◆ **What you will do**
A faithful copy of the entries is needed, one that leaves out the pictures.

◆ **Data section**
##########

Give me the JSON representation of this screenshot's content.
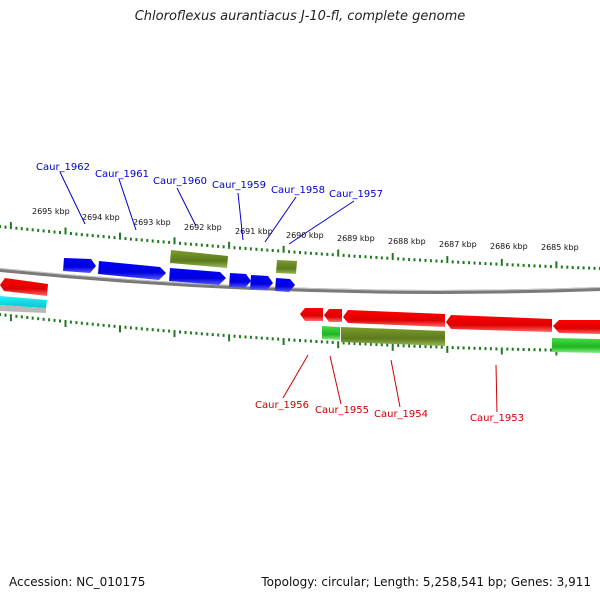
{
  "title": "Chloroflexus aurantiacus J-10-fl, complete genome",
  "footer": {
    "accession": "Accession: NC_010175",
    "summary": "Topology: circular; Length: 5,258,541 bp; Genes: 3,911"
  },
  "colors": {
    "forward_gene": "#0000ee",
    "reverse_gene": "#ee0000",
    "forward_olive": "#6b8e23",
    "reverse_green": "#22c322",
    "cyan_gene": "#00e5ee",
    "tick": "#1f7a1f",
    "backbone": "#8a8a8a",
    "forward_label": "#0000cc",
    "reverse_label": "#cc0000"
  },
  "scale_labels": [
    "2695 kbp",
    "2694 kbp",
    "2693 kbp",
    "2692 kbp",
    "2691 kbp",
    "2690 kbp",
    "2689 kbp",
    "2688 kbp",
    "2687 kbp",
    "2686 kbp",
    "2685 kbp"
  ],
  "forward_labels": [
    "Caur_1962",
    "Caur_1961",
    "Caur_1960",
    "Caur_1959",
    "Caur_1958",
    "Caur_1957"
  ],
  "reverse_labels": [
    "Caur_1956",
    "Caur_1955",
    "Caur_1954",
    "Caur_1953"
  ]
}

##########

◆ **Output below**
Give me the JSON representation of this screenshot's content.
{
  "title": "Chloroflexus aurantiacus J-10-fl, complete genome",
  "footer": {
    "accession": "Accession: NC_010175",
    "summary": "Topology: circular; Length: 5,258,541 bp; Genes: 3,911"
  },
  "colors": {
    "forward_gene": "#0000ee",
    "reverse_gene": "#ee0000",
    "forward_olive": "#6b8e23",
    "reverse_green": "#22c322",
    "cyan_gene": "#00e5ee",
    "tick": "#1f7a1f",
    "backbone": "#8a8a8a",
    "forward_label": "#0000cc",
    "reverse_label": "#cc0000"
  },
  "scale_labels": [
    "2695 kbp",
    "2694 kbp",
    "2693 kbp",
    "2692 kbp",
    "2691 kbp",
    "2690 kbp",
    "2689 kbp",
    "2688 kbp",
    "2687 kbp",
    "2686 kbp",
    "2685 kbp"
  ],
  "forward_labels": [
    "Caur_1962",
    "Caur_1961",
    "Caur_1960",
    "Caur_1959",
    "Caur_1958",
    "Caur_1957"
  ],
  "reverse_labels": [
    "Caur_1956",
    "Caur_1955",
    "Caur_1954",
    "Caur_1953"
  ]
}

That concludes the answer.